> **Rows from a figure dataset**
•••
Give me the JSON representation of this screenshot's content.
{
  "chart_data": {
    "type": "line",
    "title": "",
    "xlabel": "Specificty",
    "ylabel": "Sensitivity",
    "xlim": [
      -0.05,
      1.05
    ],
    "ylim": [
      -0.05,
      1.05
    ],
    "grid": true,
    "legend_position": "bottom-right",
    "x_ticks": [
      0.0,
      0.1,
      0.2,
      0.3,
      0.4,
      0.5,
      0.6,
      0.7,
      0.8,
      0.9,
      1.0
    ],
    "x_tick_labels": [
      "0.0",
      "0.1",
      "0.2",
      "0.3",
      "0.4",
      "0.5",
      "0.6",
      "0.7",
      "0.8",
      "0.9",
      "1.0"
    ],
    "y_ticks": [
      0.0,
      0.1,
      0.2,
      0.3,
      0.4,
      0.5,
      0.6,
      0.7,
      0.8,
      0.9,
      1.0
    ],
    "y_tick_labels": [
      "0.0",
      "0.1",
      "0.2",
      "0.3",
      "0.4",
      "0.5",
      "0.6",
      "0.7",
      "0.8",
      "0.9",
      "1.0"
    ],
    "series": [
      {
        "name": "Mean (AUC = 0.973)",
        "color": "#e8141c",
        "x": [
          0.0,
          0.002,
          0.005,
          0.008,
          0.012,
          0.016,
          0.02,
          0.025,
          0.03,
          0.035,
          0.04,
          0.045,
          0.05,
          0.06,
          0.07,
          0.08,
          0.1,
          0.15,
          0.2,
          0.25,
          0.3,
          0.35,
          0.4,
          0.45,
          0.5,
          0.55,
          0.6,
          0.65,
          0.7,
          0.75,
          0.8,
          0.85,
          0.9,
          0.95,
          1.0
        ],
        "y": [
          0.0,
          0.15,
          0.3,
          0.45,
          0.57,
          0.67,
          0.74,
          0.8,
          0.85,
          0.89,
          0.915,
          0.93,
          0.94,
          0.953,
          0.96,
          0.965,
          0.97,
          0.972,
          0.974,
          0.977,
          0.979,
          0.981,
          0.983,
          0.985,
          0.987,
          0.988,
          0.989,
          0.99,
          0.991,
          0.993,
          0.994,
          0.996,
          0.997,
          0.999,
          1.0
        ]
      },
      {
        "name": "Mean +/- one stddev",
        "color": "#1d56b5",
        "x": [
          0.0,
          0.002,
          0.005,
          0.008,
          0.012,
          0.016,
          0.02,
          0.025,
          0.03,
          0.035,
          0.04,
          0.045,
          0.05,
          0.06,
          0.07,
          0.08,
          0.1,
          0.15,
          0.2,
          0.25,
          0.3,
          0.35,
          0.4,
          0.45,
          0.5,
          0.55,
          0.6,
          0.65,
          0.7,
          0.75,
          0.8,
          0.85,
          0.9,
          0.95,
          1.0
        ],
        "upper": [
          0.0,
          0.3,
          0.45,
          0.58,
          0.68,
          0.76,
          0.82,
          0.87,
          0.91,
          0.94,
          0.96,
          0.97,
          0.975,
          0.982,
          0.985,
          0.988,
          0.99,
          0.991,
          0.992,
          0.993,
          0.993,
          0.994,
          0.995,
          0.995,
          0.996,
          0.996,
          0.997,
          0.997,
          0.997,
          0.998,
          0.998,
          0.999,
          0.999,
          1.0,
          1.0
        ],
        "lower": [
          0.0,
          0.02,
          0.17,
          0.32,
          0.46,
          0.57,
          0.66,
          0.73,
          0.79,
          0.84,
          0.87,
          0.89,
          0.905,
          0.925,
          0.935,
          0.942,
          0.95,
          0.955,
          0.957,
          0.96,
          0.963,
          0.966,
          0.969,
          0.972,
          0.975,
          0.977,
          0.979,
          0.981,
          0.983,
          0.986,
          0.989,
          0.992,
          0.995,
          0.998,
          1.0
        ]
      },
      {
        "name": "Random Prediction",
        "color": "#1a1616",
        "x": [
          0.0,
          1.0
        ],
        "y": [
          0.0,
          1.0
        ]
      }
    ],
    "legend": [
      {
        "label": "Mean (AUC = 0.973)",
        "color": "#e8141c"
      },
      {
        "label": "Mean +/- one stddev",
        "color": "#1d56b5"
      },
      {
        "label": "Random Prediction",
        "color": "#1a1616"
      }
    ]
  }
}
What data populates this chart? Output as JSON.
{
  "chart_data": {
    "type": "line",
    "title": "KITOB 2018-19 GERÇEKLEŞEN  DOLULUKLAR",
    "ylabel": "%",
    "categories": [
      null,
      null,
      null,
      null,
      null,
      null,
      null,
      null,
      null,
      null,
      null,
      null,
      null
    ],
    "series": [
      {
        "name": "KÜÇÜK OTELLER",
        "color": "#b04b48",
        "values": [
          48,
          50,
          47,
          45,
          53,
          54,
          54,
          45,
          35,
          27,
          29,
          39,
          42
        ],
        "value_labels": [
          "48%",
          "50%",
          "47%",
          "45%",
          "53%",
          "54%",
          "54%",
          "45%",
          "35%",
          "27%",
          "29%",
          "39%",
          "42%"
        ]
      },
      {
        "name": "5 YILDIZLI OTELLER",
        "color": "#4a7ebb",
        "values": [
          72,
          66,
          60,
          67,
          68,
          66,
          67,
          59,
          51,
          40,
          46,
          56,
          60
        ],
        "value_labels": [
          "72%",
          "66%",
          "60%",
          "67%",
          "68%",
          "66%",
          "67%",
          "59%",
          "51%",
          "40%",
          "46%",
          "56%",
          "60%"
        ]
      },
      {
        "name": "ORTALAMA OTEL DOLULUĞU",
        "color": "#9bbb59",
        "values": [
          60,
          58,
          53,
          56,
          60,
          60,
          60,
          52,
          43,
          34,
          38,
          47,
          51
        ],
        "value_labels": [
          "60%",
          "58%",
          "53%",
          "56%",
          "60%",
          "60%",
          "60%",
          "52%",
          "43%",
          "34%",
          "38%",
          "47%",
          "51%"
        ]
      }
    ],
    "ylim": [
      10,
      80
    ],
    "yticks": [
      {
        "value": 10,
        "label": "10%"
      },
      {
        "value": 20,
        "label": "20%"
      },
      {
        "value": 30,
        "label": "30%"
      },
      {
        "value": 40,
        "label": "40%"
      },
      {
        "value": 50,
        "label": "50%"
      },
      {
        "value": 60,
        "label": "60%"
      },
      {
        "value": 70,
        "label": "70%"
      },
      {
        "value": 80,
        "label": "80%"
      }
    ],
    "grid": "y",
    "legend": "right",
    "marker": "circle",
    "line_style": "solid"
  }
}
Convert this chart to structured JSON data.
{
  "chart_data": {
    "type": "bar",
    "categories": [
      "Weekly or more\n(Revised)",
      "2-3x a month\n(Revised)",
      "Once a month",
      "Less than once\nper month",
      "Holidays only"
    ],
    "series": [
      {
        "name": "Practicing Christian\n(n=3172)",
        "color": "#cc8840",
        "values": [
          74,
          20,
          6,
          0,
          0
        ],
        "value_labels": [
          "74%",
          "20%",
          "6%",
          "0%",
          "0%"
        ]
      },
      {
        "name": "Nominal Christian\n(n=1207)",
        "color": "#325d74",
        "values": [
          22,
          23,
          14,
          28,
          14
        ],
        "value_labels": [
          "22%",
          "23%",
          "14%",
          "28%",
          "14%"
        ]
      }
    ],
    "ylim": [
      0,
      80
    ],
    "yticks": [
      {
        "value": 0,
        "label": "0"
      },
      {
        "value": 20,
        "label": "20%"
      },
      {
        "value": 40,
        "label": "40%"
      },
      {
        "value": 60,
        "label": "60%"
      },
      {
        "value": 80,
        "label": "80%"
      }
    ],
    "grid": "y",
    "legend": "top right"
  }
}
•••
Look through the listing and extract every line with "OTELLER" in it.

> **Complete response**
        "name": "KÜÇÜK OTELLER",
        "name": "5 YILDIZLI OTELLER",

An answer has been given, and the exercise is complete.